Directions for this task. Print all entries word for word.

Provided records.
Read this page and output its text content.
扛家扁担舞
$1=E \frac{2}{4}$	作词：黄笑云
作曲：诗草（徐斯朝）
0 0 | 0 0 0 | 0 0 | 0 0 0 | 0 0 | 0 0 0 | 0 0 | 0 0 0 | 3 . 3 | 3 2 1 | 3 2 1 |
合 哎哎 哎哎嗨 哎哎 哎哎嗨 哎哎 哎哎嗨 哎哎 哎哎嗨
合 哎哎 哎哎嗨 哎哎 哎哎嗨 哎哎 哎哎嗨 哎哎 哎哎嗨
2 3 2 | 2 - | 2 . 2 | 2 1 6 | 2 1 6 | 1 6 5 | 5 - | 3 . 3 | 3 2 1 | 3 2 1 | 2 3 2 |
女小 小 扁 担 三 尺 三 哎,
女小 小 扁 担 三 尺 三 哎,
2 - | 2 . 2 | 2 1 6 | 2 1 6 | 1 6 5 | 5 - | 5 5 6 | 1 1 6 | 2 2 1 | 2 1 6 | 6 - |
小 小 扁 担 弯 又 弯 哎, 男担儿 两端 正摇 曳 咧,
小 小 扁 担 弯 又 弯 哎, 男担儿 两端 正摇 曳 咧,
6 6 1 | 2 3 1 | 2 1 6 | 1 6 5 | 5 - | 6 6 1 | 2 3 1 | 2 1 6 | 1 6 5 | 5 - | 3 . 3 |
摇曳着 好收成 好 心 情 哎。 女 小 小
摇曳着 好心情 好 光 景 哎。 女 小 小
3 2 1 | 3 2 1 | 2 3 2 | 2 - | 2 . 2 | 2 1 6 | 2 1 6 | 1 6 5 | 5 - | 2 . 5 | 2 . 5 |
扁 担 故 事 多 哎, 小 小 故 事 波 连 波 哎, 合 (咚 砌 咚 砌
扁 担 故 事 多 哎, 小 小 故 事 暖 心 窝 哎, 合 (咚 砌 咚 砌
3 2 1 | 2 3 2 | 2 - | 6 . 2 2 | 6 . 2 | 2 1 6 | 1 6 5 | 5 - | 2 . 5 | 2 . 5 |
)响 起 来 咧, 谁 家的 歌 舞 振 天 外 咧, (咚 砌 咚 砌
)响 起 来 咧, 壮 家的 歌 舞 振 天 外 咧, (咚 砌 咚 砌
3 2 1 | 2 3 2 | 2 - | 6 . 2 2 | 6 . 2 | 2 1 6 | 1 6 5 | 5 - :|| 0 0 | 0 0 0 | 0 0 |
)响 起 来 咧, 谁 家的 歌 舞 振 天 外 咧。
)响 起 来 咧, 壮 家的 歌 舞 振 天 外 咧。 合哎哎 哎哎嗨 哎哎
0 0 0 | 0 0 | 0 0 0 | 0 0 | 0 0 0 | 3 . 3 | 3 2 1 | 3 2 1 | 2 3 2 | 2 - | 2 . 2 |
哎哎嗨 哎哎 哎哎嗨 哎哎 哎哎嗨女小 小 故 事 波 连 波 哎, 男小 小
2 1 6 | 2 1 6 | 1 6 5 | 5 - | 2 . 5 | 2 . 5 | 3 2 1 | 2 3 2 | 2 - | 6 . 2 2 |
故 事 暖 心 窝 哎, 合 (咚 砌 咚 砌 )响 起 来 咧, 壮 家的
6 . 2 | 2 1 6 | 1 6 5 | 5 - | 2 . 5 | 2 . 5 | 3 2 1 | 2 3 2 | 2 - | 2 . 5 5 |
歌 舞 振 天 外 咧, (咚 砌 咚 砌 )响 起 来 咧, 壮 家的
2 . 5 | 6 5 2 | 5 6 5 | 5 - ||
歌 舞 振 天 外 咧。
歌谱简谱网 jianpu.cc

The completed task.
Read this page and output its text content.
扛家扁担舞
$1=E \frac{2}{4}$	作词：黄笑云
作曲：诗草（徐斯朝）
0 0 | 0 0 0 | 0 0 | 0 0 0 | 0 0 | 0 0 0 | 0 0 | 0 0 0 | 3 . 3 | 3 2 1 | 3 2 1 |
合 哎哎 哎哎嗨 哎哎 哎哎嗨 哎哎 哎哎嗨 哎哎 哎哎嗨
合 哎哎 哎哎嗨 哎哎 哎哎嗨 哎哎 哎哎嗨 哎哎 哎哎嗨
2 3 2 | 2 - | 2 . 2 | 2 1 6 | 2 1 6 | 1 6 5 | 5 - | 3 . 3 | 3 2 1 | 3 2 1 | 2 3 2 |
女小 小 扁 担 三 尺 三 哎,
女小 小 扁 担 三 尺 三 哎,
2 - | 2 . 2 | 2 1 6 | 2 1 6 | 1 6 5 | 5 - | 5 5 6 | 1 1 6 | 2 2 1 | 2 1 6 | 6 - |
小 小 扁 担 弯 又 弯 哎, 男担儿 两端 正摇 曳 咧,
小 小 扁 担 弯 又 弯 哎, 男担儿 两端 正摇 曳 咧,
6 6 1 | 2 3 1 | 2 1 6 | 1 6 5 | 5 - | 6 6 1 | 2 3 1 | 2 1 6 | 1 6 5 | 5 - | 3 . 3 |
摇曳着 好收成 好 心 情 哎。 女 小 小
摇曳着 好心情 好 光 景 哎。 女 小 小
3 2 1 | 3 2 1 | 2 3 2 | 2 - | 2 . 2 | 2 1 6 | 2 1 6 | 1 6 5 | 5 - | 2 . 5 | 2 . 5 |
扁 担 故 事 多 哎, 小 小 故 事 波 连 波 哎, 合 (咚 砌 咚 砌
扁 担 故 事 多 哎, 小 小 故 事 暖 心 窝 哎, 合 (咚 砌 咚 砌
3 2 1 | 2 3 2 | 2 - | 6 . 2 2 | 6 . 2 | 2 1 6 | 1 6 5 | 5 - | 2 . 5 | 2 . 5 |
)响 起 来 咧, 谁 家的 歌 舞 振 天 外 咧, (咚 砌 咚 砌
)响 起 来 咧, 壮 家的 歌 舞 振 天 外 咧, (咚 砌 咚 砌
3 2 1 | 2 3 2 | 2 - | 6 . 2 2 | 6 . 2 | 2 1 6 | 1 6 5 | 5 - :|| 0 0 | 0 0 0 | 0 0 |
)响 起 来 咧, 谁 家的 歌 舞 振 天 外 咧。
)响 起 来 咧, 壮 家的 歌 舞 振 天 外 咧。 合哎哎 哎哎嗨 哎哎
0 0 0 | 0 0 | 0 0 0 | 0 0 | 0 0 0 | 3 . 3 | 3 2 1 | 3 2 1 | 2 3 2 | 2 - | 2 . 2 |
哎哎嗨 哎哎 哎哎嗨 哎哎 哎哎嗨女小 小 故 事 波 连 波 哎, 男小 小
2 1 6 | 2 1 6 | 1 6 5 | 5 - | 2 . 5 | 2 . 5 | 3 2 1 | 2 3 2 | 2 - | 6 . 2 2 |
故 事 暖 心 窝 哎, 合 (咚 砌 咚 砌 )响 起 来 咧, 壮 家的
6 . 2 | 2 1 6 | 1 6 5 | 5 - | 2 . 5 | 2 . 5 | 3 2 1 | 2 3 2 | 2 - | 2 . 5 5 |
歌 舞 振 天 外 咧, (咚 砌 咚 砌 )响 起 来 咧, 壮 家的
2 . 5 | 6 5 2 | 5 6 5 | 5 - ||
歌 舞 振 天 外 咧。
歌谱简谱网 jianpu.cc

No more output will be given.